The task:
Retype the complete listing exactly as it appears.
[begin Provided data]
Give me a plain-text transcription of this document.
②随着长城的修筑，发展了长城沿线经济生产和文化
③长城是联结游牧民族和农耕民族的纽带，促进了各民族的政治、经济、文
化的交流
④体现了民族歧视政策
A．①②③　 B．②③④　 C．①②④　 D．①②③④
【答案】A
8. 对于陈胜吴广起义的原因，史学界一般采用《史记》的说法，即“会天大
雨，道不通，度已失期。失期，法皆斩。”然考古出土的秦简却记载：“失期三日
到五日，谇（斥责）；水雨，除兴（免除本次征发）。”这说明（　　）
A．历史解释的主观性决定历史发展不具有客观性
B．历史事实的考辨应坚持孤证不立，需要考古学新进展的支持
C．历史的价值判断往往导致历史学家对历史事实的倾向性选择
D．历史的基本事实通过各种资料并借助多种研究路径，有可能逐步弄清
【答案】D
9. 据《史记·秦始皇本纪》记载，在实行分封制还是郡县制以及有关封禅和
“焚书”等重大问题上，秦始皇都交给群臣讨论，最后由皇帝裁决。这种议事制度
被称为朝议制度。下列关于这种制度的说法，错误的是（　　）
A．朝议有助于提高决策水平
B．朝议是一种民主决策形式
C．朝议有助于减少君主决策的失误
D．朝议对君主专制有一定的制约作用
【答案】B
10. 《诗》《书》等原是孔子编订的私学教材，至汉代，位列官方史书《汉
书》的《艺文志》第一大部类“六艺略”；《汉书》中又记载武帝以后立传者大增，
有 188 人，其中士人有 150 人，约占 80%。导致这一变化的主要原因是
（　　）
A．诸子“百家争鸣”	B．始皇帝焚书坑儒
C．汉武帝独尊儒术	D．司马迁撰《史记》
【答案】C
[end Provided data]
Complete output:
Give me a plain-text transcription of this document.
②随着长城的修筑，发展了长城沿线经济生产和文化
③长城是联结游牧民族和农耕民族的纽带，促进了各民族的政治、经济、文
化的交流
④体现了民族歧视政策
A．①②③　 B．②③④　 C．①②④　 D．①②③④
【答案】A
8. 对于陈胜吴广起义的原因，史学界一般采用《史记》的说法，即“会天大
雨，道不通，度已失期。失期，法皆斩。”然考古出土的秦简却记载：“失期三日
到五日，谇（斥责）；水雨，除兴（免除本次征发）。”这说明（　　）
A．历史解释的主观性决定历史发展不具有客观性
B．历史事实的考辨应坚持孤证不立，需要考古学新进展的支持
C．历史的价值判断往往导致历史学家对历史事实的倾向性选择
D．历史的基本事实通过各种资料并借助多种研究路径，有可能逐步弄清
【答案】D
9. 据《史记·秦始皇本纪》记载，在实行分封制还是郡县制以及有关封禅和
“焚书”等重大问题上，秦始皇都交给群臣讨论，最后由皇帝裁决。这种议事制度
被称为朝议制度。下列关于这种制度的说法，错误的是（　　）
A．朝议有助于提高决策水平
B．朝议是一种民主决策形式
C．朝议有助于减少君主决策的失误
D．朝议对君主专制有一定的制约作用
【答案】B
10. 《诗》《书》等原是孔子编订的私学教材，至汉代，位列官方史书《汉
书》的《艺文志》第一大部类“六艺略”；《汉书》中又记载武帝以后立传者大增，
有 188 人，其中士人有 150 人，约占 80%。导致这一变化的主要原因是
（　　）
A．诸子“百家争鸣”	B．始皇帝焚书坑儒
C．汉武帝独尊儒术	D．司马迁撰《史记》
【答案】C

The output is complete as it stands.